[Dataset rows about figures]
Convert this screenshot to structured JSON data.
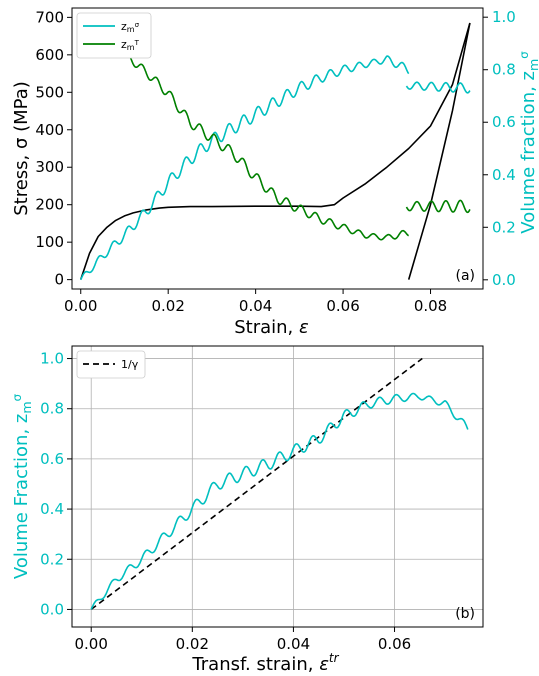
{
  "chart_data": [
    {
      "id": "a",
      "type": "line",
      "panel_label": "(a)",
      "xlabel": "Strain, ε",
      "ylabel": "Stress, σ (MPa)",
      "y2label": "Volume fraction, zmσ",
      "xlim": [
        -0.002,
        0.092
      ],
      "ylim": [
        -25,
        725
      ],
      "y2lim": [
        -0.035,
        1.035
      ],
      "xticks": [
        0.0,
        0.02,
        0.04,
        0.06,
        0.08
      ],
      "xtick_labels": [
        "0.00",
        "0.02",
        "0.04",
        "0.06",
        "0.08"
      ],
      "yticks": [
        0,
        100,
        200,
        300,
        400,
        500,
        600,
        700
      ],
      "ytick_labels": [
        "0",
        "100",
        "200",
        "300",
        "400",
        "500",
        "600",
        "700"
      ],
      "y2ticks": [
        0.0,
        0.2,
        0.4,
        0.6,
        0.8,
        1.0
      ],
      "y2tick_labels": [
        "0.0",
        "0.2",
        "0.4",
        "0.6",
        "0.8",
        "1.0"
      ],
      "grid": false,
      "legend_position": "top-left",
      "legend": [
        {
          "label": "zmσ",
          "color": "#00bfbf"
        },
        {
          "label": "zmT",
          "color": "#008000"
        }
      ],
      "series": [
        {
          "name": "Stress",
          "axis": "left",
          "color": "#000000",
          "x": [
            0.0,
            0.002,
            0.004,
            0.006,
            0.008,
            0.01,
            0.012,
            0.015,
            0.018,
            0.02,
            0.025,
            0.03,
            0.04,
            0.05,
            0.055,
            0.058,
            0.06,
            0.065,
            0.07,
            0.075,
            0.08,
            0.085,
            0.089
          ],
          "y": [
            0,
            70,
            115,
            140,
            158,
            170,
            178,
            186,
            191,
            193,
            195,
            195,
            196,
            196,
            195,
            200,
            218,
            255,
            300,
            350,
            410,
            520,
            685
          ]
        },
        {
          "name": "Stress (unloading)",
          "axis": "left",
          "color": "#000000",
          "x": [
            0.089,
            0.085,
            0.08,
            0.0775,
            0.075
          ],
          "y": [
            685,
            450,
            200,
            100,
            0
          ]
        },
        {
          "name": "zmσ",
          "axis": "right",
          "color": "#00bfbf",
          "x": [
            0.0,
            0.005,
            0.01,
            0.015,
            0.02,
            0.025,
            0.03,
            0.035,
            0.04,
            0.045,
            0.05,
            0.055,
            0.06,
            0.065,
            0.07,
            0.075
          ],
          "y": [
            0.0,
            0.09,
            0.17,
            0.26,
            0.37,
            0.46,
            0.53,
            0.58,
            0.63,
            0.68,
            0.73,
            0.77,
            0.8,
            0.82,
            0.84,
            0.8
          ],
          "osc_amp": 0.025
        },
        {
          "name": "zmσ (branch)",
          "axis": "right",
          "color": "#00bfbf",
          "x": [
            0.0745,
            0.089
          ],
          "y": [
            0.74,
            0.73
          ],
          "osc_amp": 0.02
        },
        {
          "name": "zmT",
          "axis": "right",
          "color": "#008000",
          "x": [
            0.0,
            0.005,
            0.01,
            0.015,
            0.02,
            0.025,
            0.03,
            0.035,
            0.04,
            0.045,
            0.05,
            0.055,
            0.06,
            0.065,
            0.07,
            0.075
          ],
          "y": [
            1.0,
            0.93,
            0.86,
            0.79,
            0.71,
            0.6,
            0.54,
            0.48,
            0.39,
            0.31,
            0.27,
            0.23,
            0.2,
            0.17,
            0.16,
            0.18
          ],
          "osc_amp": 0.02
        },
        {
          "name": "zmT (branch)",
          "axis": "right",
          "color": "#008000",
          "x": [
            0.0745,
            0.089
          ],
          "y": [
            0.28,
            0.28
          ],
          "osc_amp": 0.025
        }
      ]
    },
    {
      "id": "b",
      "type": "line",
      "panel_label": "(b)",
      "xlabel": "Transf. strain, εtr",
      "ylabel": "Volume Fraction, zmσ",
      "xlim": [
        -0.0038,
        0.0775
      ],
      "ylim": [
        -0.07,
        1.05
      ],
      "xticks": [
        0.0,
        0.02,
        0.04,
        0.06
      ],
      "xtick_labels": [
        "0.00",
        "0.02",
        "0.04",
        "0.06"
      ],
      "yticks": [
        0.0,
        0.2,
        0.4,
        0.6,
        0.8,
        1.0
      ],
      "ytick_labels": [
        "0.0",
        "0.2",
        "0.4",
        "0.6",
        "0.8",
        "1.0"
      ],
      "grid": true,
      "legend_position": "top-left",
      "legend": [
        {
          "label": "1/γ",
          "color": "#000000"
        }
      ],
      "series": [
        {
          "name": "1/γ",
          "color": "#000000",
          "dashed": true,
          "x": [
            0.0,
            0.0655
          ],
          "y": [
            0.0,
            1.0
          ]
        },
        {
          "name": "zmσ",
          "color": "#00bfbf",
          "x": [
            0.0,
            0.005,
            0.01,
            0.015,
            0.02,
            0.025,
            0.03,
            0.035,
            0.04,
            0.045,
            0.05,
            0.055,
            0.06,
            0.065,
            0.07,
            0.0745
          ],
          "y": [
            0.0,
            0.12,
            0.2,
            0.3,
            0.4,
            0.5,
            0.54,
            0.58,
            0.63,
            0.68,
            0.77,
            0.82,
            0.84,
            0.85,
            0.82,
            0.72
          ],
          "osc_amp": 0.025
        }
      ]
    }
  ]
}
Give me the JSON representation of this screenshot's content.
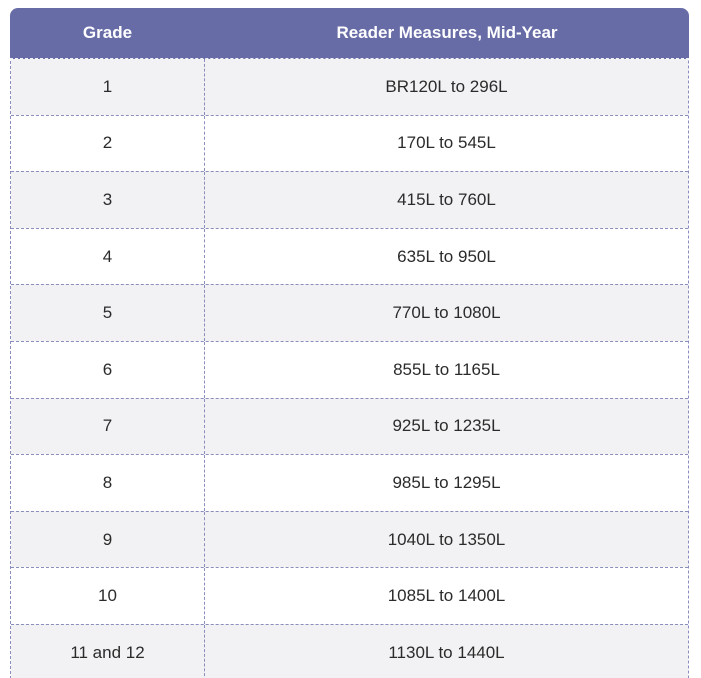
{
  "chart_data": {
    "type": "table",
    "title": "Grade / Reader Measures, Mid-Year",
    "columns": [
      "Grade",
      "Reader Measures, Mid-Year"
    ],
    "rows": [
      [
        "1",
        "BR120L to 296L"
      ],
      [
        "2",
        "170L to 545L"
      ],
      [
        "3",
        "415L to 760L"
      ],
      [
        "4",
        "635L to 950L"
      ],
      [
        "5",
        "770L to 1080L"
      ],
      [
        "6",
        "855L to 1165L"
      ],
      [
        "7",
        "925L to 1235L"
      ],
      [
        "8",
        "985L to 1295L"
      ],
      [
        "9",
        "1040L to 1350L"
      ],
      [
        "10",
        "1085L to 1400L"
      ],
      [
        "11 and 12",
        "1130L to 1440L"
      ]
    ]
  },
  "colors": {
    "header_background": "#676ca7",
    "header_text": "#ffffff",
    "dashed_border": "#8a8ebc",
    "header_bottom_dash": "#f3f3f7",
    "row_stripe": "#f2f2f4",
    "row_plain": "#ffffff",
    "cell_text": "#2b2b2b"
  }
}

**Brief:** Give back every line exactly as it stands, pictures excluded.

**Written answer:**
Convert this screenshot to structured JSON data.
{
  "chart_data": [
    {
      "id": "a",
      "type": "line",
      "panel_label": "(a)",
      "xlabel": "Strain, ε",
      "ylabel": "Stress, σ (MPa)",
      "y2label": "Volume fraction, zmσ",
      "xlim": [
        -0.002,
        0.092
      ],
      "ylim": [
        -25,
        725
      ],
      "y2lim": [
        -0.035,
        1.035
      ],
      "xticks": [
        0.0,
        0.02,
        0.04,
        0.06,
        0.08
      ],
      "xtick_labels": [
        "0.00",
        "0.02",
        "0.04",
        "0.06",
        "0.08"
      ],
      "yticks": [
        0,
        100,
        200,
        300,
        400,
        500,
        600,
        700
      ],
      "ytick_labels": [
        "0",
        "100",
        "200",
        "300",
        "400",
        "500",
        "600",
        "700"
      ],
      "y2ticks": [
        0.0,
        0.2,
        0.4,
        0.6,
        0.8,
        1.0
      ],
      "y2tick_labels": [
        "0.0",
        "0.2",
        "0.4",
        "0.6",
        "0.8",
        "1.0"
      ],
      "grid": false,
      "legend_position": "top-left",
      "legend": [
        {
          "label": "zmσ",
          "color": "#00bfbf"
        },
        {
          "label": "zmT",
          "color": "#008000"
        }
      ],
      "series": [
        {
          "name": "Stress",
          "axis": "left",
          "color": "#000000",
          "x": [
            0.0,
            0.002,
            0.004,
            0.006,
            0.008,
            0.01,
            0.012,
            0.015,
            0.018,
            0.02,
            0.025,
            0.03,
            0.04,
            0.05,
            0.055,
            0.058,
            0.06,
            0.065,
            0.07,
            0.075,
            0.08,
            0.085,
            0.089
          ],
          "y": [
            0,
            70,
            115,
            140,
            158,
            170,
            178,
            186,
            191,
            193,
            195,
            195,
            196,
            196,
            195,
            200,
            218,
            255,
            300,
            350,
            410,
            520,
            685
          ]
        },
        {
          "name": "Stress (unloading)",
          "axis": "left",
          "color": "#000000",
          "x": [
            0.089,
            0.085,
            0.08,
            0.0775,
            0.075
          ],
          "y": [
            685,
            450,
            200,
            100,
            0
          ]
        },
        {
          "name": "zmσ",
          "axis": "right",
          "color": "#00bfbf",
          "x": [
            0.0,
            0.005,
            0.01,
            0.015,
            0.02,
            0.025,
            0.03,
            0.035,
            0.04,
            0.045,
            0.05,
            0.055,
            0.06,
            0.065,
            0.07,
            0.075
          ],
          "y": [
            0.0,
            0.09,
            0.17,
            0.26,
            0.37,
            0.46,
            0.53,
            0.58,
            0.63,
            0.68,
            0.73,
            0.77,
            0.8,
            0.82,
            0.84,
            0.8
          ],
          "osc_amp": 0.025
        },
        {
          "name": "zmσ (branch)",
          "axis": "right",
          "color": "#00bfbf",
          "x": [
            0.0745,
            0.089
          ],
          "y": [
            0.74,
            0.73
          ],
          "osc_amp": 0.02
        },
        {
          "name": "zmT",
          "axis": "right",
          "color": "#008000",
          "x": [
            0.0,
            0.005,
            0.01,
            0.015,
            0.02,
            0.025,
            0.03,
            0.035,
            0.04,
            0.045,
            0.05,
            0.055,
            0.06,
            0.065,
            0.07,
            0.075
          ],
          "y": [
            1.0,
            0.93,
            0.86,
            0.79,
            0.71,
            0.6,
            0.54,
            0.48,
            0.39,
            0.31,
            0.27,
            0.23,
            0.2,
            0.17,
            0.16,
            0.18
          ],
          "osc_amp": 0.02
        },
        {
          "name": "zmT (branch)",
          "axis": "right",
          "color": "#008000",
          "x": [
            0.0745,
            0.089
          ],
          "y": [
            0.28,
            0.28
          ],
          "osc_amp": 0.025
        }
      ]
    },
    {
      "id": "b",
      "type": "line",
      "panel_label": "(b)",
      "xlabel": "Transf. strain, εtr",
      "ylabel": "Volume Fraction, zmσ",
      "xlim": [
        -0.0038,
        0.0775
      ],
      "ylim": [
        -0.07,
        1.05
      ],
      "xticks": [
        0.0,
        0.02,
        0.04,
        0.06
      ],
      "xtick_labels": [
        "0.00",
        "0.02",
        "0.04",
        "0.06"
      ],
      "yticks": [
        0.0,
        0.2,
        0.4,
        0.6,
        0.8,
        1.0
      ],
      "ytick_labels": [
        "0.0",
        "0.2",
        "0.4",
        "0.6",
        "0.8",
        "1.0"
      ],
      "grid": true,
      "legend_position": "top-left",
      "legend": [
        {
          "label": "1/γ",
          "color": "#000000"
        }
      ],
      "series": [
        {
          "name": "1/γ",
          "color": "#000000",
          "dashed": true,
          "x": [
            0.0,
            0.0655
          ],
          "y": [
            0.0,
            1.0
          ]
        },
        {
          "name": "zmσ",
          "color": "#00bfbf",
          "x": [
            0.0,
            0.005,
            0.01,
            0.015,
            0.02,
            0.025,
            0.03,
            0.035,
            0.04,
            0.045,
            0.05,
            0.055,
            0.06,
            0.065,
            0.07,
            0.0745
          ],
          "y": [
            0.0,
            0.12,
            0.2,
            0.3,
            0.4,
            0.5,
            0.54,
            0.58,
            0.63,
            0.68,
            0.77,
            0.82,
            0.84,
            0.85,
            0.82,
            0.72
          ],
          "osc_amp": 0.025
        }
      ]
    }
  ]
}
Give me the JSON representation of this screenshot's content.
{
  "chart_data": {
    "type": "table",
    "title": "Grade / Reader Measures, Mid-Year",
    "columns": [
      "Grade",
      "Reader Measures, Mid-Year"
    ],
    "rows": [
      [
        "1",
        "BR120L to 296L"
      ],
      [
        "2",
        "170L to 545L"
      ],
      [
        "3",
        "415L to 760L"
      ],
      [
        "4",
        "635L to 950L"
      ],
      [
        "5",
        "770L to 1080L"
      ],
      [
        "6",
        "855L to 1165L"
      ],
      [
        "7",
        "925L to 1235L"
      ],
      [
        "8",
        "985L to 1295L"
      ],
      [
        "9",
        "1040L to 1350L"
      ],
      [
        "10",
        "1085L to 1400L"
      ],
      [
        "11 and 12",
        "1130L to 1440L"
      ]
    ]
  },
  "colors": {
    "header_background": "#676ca7",
    "header_text": "#ffffff",
    "dashed_border": "#8a8ebc",
    "header_bottom_dash": "#f3f3f7",
    "row_stripe": "#f2f2f4",
    "row_plain": "#ffffff",
    "cell_text": "#2b2b2b"
  }
}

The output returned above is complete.